Retype every entry in its entirety, without alteration.

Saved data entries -

— begin —

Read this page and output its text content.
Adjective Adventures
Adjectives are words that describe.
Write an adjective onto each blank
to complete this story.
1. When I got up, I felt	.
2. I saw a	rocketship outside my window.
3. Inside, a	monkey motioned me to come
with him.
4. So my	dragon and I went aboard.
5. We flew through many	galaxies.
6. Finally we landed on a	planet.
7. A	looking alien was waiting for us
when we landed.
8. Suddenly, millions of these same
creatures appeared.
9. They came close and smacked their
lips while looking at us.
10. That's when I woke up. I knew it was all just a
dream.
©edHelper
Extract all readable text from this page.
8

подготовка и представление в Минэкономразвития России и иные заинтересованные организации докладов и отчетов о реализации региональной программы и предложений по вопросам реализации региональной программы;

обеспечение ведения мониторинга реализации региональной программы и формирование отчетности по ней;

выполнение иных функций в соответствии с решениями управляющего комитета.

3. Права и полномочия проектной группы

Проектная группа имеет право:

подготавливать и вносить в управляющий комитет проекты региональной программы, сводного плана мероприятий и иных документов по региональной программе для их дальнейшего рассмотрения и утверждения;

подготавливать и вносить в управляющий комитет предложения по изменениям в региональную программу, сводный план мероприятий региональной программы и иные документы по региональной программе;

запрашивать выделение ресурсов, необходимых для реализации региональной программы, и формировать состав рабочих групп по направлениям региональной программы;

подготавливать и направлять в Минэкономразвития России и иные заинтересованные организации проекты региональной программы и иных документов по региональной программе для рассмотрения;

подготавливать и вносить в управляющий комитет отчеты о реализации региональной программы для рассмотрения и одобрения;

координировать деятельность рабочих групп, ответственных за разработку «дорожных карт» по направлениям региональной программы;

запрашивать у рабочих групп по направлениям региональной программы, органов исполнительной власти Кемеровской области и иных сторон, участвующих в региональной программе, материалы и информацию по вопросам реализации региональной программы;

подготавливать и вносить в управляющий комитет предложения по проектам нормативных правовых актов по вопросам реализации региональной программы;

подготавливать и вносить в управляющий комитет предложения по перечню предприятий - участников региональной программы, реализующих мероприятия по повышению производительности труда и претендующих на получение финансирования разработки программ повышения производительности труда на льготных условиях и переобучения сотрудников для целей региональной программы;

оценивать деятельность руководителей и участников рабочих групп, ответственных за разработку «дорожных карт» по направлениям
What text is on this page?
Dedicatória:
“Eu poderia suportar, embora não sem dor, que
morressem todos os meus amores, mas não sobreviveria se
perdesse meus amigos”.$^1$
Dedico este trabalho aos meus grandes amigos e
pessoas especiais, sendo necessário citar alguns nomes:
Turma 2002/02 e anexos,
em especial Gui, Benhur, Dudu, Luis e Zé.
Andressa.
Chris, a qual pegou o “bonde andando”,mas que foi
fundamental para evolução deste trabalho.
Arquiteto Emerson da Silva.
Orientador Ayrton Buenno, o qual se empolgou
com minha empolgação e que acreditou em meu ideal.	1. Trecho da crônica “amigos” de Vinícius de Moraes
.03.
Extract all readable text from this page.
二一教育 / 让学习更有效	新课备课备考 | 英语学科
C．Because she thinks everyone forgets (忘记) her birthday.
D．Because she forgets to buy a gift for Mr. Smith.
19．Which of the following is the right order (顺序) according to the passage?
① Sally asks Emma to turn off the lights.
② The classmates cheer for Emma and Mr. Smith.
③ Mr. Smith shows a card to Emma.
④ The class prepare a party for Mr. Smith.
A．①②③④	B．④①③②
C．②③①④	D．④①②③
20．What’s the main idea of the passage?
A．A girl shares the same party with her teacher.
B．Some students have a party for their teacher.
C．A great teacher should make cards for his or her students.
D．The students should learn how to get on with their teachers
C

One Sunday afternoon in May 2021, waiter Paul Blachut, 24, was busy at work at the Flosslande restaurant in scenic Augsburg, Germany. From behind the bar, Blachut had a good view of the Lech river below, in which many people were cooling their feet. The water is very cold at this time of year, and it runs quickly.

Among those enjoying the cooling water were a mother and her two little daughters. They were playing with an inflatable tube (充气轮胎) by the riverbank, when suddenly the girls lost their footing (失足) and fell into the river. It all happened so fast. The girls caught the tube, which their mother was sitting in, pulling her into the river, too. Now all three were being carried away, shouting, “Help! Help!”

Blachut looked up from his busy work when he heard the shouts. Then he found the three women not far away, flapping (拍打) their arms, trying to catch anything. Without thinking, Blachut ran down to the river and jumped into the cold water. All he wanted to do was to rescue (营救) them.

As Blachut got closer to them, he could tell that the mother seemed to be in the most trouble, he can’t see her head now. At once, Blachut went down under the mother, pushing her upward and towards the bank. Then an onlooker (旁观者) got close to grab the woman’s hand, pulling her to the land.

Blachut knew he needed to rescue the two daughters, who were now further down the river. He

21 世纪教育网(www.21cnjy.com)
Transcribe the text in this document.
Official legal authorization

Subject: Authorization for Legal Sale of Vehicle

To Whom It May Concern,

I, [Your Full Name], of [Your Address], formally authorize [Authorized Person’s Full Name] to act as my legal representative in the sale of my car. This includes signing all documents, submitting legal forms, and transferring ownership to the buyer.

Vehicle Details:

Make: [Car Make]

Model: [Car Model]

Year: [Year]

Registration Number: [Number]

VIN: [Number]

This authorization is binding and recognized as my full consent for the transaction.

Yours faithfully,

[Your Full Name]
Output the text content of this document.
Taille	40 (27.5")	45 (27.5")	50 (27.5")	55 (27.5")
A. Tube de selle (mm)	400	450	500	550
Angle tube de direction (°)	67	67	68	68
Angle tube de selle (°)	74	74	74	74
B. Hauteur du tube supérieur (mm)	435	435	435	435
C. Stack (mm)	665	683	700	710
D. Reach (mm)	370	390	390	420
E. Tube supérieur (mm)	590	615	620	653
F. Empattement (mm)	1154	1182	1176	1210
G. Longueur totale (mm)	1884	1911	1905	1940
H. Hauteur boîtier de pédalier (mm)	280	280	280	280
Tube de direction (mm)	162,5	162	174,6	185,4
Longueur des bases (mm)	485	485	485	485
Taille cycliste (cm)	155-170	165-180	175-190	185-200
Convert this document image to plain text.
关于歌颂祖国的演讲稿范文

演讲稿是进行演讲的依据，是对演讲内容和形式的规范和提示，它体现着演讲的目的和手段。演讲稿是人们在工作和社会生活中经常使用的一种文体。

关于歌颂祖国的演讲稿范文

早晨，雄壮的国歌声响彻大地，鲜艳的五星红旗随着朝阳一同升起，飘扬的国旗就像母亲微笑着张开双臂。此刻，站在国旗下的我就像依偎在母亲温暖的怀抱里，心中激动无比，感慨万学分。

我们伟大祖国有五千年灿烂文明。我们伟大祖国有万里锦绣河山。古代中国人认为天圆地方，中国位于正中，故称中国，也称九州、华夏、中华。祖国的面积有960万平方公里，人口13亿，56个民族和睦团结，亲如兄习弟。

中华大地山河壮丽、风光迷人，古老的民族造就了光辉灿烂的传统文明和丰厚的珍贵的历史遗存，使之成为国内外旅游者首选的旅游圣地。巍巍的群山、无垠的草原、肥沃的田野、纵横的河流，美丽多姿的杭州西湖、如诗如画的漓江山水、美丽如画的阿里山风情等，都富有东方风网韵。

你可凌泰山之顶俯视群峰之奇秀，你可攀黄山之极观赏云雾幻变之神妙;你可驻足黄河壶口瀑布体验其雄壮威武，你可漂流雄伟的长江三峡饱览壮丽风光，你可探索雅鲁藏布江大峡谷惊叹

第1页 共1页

— end —

THE COMPLETED TASK -
Read this page and output its text content.
Adjective Adventures
Adjectives are words that describe.
Write an adjective onto each blank
to complete this story.
1. When I got up, I felt	.
2. I saw a	rocketship outside my window.
3. Inside, a	monkey motioned me to come
with him.
4. So my	dragon and I went aboard.
5. We flew through many	galaxies.
6. Finally we landed on a	planet.
7. A	looking alien was waiting for us
when we landed.
8. Suddenly, millions of these same
creatures appeared.
9. They came close and smacked their
lips while looking at us.
10. That's when I woke up. I knew it was all just a
dream.
©edHelper
Extract all readable text from this page.
8

подготовка и представление в Минэкономразвития России и иные заинтересованные организации докладов и отчетов о реализации региональной программы и предложений по вопросам реализации региональной программы;

обеспечение ведения мониторинга реализации региональной программы и формирование отчетности по ней;

выполнение иных функций в соответствии с решениями управляющего комитета.

3. Права и полномочия проектной группы

Проектная группа имеет право:

подготавливать и вносить в управляющий комитет проекты региональной программы, сводного плана мероприятий и иных документов по региональной программе для их дальнейшего рассмотрения и утверждения;

подготавливать и вносить в управляющий комитет предложения по изменениям в региональную программу, сводный план мероприятий региональной программы и иные документы по региональной программе;

запрашивать выделение ресурсов, необходимых для реализации региональной программы, и формировать состав рабочих групп по направлениям региональной программы;

подготавливать и направлять в Минэкономразвития России и иные заинтересованные организации проекты региональной программы и иных документов по региональной программе для рассмотрения;

подготавливать и вносить в управляющий комитет отчеты о реализации региональной программы для рассмотрения и одобрения;

координировать деятельность рабочих групп, ответственных за разработку «дорожных карт» по направлениям региональной программы;

запрашивать у рабочих групп по направлениям региональной программы, органов исполнительной власти Кемеровской области и иных сторон, участвующих в региональной программе, материалы и информацию по вопросам реализации региональной программы;

подготавливать и вносить в управляющий комитет предложения по проектам нормативных правовых актов по вопросам реализации региональной программы;

подготавливать и вносить в управляющий комитет предложения по перечню предприятий - участников региональной программы, реализующих мероприятия по повышению производительности труда и претендующих на получение финансирования разработки программ повышения производительности труда на льготных условиях и переобучения сотрудников для целей региональной программы;

оценивать деятельность руководителей и участников рабочих групп, ответственных за разработку «дорожных карт» по направлениям
What text is on this page?
Dedicatória:
“Eu poderia suportar, embora não sem dor, que
morressem todos os meus amores, mas não sobreviveria se
perdesse meus amigos”.$^1$
Dedico este trabalho aos meus grandes amigos e
pessoas especiais, sendo necessário citar alguns nomes:
Turma 2002/02 e anexos,
em especial Gui, Benhur, Dudu, Luis e Zé.
Andressa.
Chris, a qual pegou o “bonde andando”,mas que foi
fundamental para evolução deste trabalho.
Arquiteto Emerson da Silva.
Orientador Ayrton Buenno, o qual se empolgou
com minha empolgação e que acreditou em meu ideal.	1. Trecho da crônica “amigos” de Vinícius de Moraes
.03.
Extract all readable text from this page.
二一教育 / 让学习更有效	新课备课备考 | 英语学科
C．Because she thinks everyone forgets (忘记) her birthday.
D．Because she forgets to buy a gift for Mr. Smith.
19．Which of the following is the right order (顺序) according to the passage?
① Sally asks Emma to turn off the lights.
② The classmates cheer for Emma and Mr. Smith.
③ Mr. Smith shows a card to Emma.
④ The class prepare a party for Mr. Smith.
A．①②③④	B．④①③②
C．②③①④	D．④①②③
20．What’s the main idea of the passage?
A．A girl shares the same party with her teacher.
B．Some students have a party for their teacher.
C．A great teacher should make cards for his or her students.
D．The students should learn how to get on with their teachers
C

One Sunday afternoon in May 2021, waiter Paul Blachut, 24, was busy at work at the Flosslande restaurant in scenic Augsburg, Germany. From behind the bar, Blachut had a good view of the Lech river below, in which many people were cooling their feet. The water is very cold at this time of year, and it runs quickly.

Among those enjoying the cooling water were a mother and her two little daughters. They were playing with an inflatable tube (充气轮胎) by the riverbank, when suddenly the girls lost their footing (失足) and fell into the river. It all happened so fast. The girls caught the tube, which their mother was sitting in, pulling her into the river, too. Now all three were being carried away, shouting, “Help! Help!”

Blachut looked up from his busy work when he heard the shouts. Then he found the three women not far away, flapping (拍打) their arms, trying to catch anything. Without thinking, Blachut ran down to the river and jumped into the cold water. All he wanted to do was to rescue (营救) them.

As Blachut got closer to them, he could tell that the mother seemed to be in the most trouble, he can’t see her head now. At once, Blachut went down under the mother, pushing her upward and towards the bank. Then an onlooker (旁观者) got close to grab the woman’s hand, pulling her to the land.

Blachut knew he needed to rescue the two daughters, who were now further down the river. He

21 世纪教育网(www.21cnjy.com)
Transcribe the text in this document.
Official legal authorization

Subject: Authorization for Legal Sale of Vehicle

To Whom It May Concern,

I, [Your Full Name], of [Your Address], formally authorize [Authorized Person’s Full Name] to act as my legal representative in the sale of my car. This includes signing all documents, submitting legal forms, and transferring ownership to the buyer.

Vehicle Details:

Make: [Car Make]

Model: [Car Model]

Year: [Year]

Registration Number: [Number]

VIN: [Number]

This authorization is binding and recognized as my full consent for the transaction.

Yours faithfully,

[Your Full Name]
Output the text content of this document.
Taille	40 (27.5")	45 (27.5")	50 (27.5")	55 (27.5")
A. Tube de selle (mm)	400	450	500	550
Angle tube de direction (°)	67	67	68	68
Angle tube de selle (°)	74	74	74	74
B. Hauteur du tube supérieur (mm)	435	435	435	435
C. Stack (mm)	665	683	700	710
D. Reach (mm)	370	390	390	420
E. Tube supérieur (mm)	590	615	620	653
F. Empattement (mm)	1154	1182	1176	1210
G. Longueur totale (mm)	1884	1911	1905	1940
H. Hauteur boîtier de pédalier (mm)	280	280	280	280
Tube de direction (mm)	162,5	162	174,6	185,4
Longueur des bases (mm)	485	485	485	485
Taille cycliste (cm)	155-170	165-180	175-190	185-200
Convert this document image to plain text.
关于歌颂祖国的演讲稿范文

演讲稿是进行演讲的依据，是对演讲内容和形式的规范和提示，它体现着演讲的目的和手段。演讲稿是人们在工作和社会生活中经常使用的一种文体。

关于歌颂祖国的演讲稿范文

早晨，雄壮的国歌声响彻大地，鲜艳的五星红旗随着朝阳一同升起，飘扬的国旗就像母亲微笑着张开双臂。此刻，站在国旗下的我就像依偎在母亲温暖的怀抱里，心中激动无比，感慨万学分。

我们伟大祖国有五千年灿烂文明。我们伟大祖国有万里锦绣河山。古代中国人认为天圆地方，中国位于正中，故称中国，也称九州、华夏、中华。祖国的面积有960万平方公里，人口13亿，56个民族和睦团结，亲如兄习弟。

中华大地山河壮丽、风光迷人，古老的民族造就了光辉灿烂的传统文明和丰厚的珍贵的历史遗存，使之成为国内外旅游者首选的旅游圣地。巍巍的群山、无垠的草原、肥沃的田野、纵横的河流，美丽多姿的杭州西湖、如诗如画的漓江山水、美丽如画的阿里山风情等，都富有东方风网韵。

你可凌泰山之顶俯视群峰之奇秀，你可攀黄山之极观赏云雾幻变之神妙;你可驻足黄河壶口瀑布体验其雄壮威武，你可漂流雄伟的长江三峡饱览壮丽风光，你可探索雅鲁藏布江大峡谷惊叹

第1页 共1页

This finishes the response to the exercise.